- What is expected
Repeat every line below exactly, word for word.

- Supplied data

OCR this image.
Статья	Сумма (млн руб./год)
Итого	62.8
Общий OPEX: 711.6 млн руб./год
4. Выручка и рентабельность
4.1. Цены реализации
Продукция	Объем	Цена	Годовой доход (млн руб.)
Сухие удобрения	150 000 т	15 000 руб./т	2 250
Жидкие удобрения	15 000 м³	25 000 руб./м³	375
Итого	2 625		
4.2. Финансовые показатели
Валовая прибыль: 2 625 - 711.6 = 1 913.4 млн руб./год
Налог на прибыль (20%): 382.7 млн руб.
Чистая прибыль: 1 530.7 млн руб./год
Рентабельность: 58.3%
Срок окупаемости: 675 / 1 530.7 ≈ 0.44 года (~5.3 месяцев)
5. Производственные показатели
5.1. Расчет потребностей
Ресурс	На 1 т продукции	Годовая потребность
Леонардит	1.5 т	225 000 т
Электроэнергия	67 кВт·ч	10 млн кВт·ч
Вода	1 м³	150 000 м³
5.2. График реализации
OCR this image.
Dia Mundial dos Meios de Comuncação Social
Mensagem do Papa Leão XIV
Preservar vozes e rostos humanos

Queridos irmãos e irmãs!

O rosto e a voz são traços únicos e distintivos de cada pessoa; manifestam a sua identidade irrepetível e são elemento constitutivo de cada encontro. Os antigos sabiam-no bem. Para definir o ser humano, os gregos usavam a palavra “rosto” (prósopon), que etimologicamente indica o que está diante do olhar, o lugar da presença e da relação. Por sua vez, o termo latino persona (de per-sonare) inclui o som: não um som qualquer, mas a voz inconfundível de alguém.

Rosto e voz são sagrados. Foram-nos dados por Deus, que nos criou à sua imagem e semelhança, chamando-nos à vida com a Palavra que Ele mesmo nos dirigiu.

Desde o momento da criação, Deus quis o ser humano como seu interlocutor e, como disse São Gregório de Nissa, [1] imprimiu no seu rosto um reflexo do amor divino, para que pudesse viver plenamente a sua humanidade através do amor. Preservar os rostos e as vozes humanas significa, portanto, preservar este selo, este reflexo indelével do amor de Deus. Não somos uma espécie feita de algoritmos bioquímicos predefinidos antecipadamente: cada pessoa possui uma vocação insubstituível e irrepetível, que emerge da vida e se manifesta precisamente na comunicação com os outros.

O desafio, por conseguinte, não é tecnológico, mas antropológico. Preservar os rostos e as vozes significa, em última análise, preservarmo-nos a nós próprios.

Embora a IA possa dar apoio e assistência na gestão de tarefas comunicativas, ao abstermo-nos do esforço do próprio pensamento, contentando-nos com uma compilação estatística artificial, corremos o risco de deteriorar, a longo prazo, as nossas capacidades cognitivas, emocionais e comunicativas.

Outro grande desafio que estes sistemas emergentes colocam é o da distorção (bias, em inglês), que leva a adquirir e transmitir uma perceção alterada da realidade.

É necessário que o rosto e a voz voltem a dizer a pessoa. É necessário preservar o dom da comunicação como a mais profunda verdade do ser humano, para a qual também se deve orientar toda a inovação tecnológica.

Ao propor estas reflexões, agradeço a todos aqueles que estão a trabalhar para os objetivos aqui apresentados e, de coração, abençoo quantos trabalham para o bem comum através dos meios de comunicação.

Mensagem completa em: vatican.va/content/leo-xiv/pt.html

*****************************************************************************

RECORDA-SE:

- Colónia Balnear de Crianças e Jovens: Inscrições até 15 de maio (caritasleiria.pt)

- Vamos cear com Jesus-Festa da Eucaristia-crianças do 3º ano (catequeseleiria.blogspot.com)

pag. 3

- Finished exercise
OCR this image.
Статья	Сумма (млн руб./год)
Итого	62.8
Общий OPEX: 711.6 млн руб./год
4. Выручка и рентабельность
4.1. Цены реализации
Продукция	Объем	Цена	Годовой доход (млн руб.)
Сухие удобрения	150 000 т	15 000 руб./т	2 250
Жидкие удобрения	15 000 м³	25 000 руб./м³	375
Итого	2 625		
4.2. Финансовые показатели
Валовая прибыль: 2 625 - 711.6 = 1 913.4 млн руб./год
Налог на прибыль (20%): 382.7 млн руб.
Чистая прибыль: 1 530.7 млн руб./год
Рентабельность: 58.3%
Срок окупаемости: 675 / 1 530.7 ≈ 0.44 года (~5.3 месяцев)
5. Производственные показатели
5.1. Расчет потребностей
Ресурс	На 1 т продукции	Годовая потребность
Леонардит	1.5 т	225 000 т
Электроэнергия	67 кВт·ч	10 млн кВт·ч
Вода	1 м³	150 000 м³
5.2. График реализации
OCR this image.
Dia Mundial dos Meios de Comuncação Social
Mensagem do Papa Leão XIV
Preservar vozes e rostos humanos

Queridos irmãos e irmãs!

O rosto e a voz são traços únicos e distintivos de cada pessoa; manifestam a sua identidade irrepetível e são elemento constitutivo de cada encontro. Os antigos sabiam-no bem. Para definir o ser humano, os gregos usavam a palavra “rosto” (prósopon), que etimologicamente indica o que está diante do olhar, o lugar da presença e da relação. Por sua vez, o termo latino persona (de per-sonare) inclui o som: não um som qualquer, mas a voz inconfundível de alguém.

Rosto e voz são sagrados. Foram-nos dados por Deus, que nos criou à sua imagem e semelhança, chamando-nos à vida com a Palavra que Ele mesmo nos dirigiu.

Desde o momento da criação, Deus quis o ser humano como seu interlocutor e, como disse São Gregório de Nissa, [1] imprimiu no seu rosto um reflexo do amor divino, para que pudesse viver plenamente a sua humanidade através do amor. Preservar os rostos e as vozes humanas significa, portanto, preservar este selo, este reflexo indelével do amor de Deus. Não somos uma espécie feita de algoritmos bioquímicos predefinidos antecipadamente: cada pessoa possui uma vocação insubstituível e irrepetível, que emerge da vida e se manifesta precisamente na comunicação com os outros.

O desafio, por conseguinte, não é tecnológico, mas antropológico. Preservar os rostos e as vozes significa, em última análise, preservarmo-nos a nós próprios.

Embora a IA possa dar apoio e assistência na gestão de tarefas comunicativas, ao abstermo-nos do esforço do próprio pensamento, contentando-nos com uma compilação estatística artificial, corremos o risco de deteriorar, a longo prazo, as nossas capacidades cognitivas, emocionais e comunicativas.

Outro grande desafio que estes sistemas emergentes colocam é o da distorção (bias, em inglês), que leva a adquirir e transmitir uma perceção alterada da realidade.

É necessário que o rosto e a voz voltem a dizer a pessoa. É necessário preservar o dom da comunicação como a mais profunda verdade do ser humano, para a qual também se deve orientar toda a inovação tecnológica.

Ao propor estas reflexões, agradeço a todos aqueles que estão a trabalhar para os objetivos aqui apresentados e, de coração, abençoo quantos trabalham para o bem comum através dos meios de comunicação.

Mensagem completa em: vatican.va/content/leo-xiv/pt.html

*****************************************************************************

RECORDA-SE:

- Colónia Balnear de Crianças e Jovens: Inscrições até 15 de maio (caritasleiria.pt)

- Vamos cear com Jesus-Festa da Eucaristia-crianças do 3º ano (catequeseleiria.blogspot.com)

pag. 3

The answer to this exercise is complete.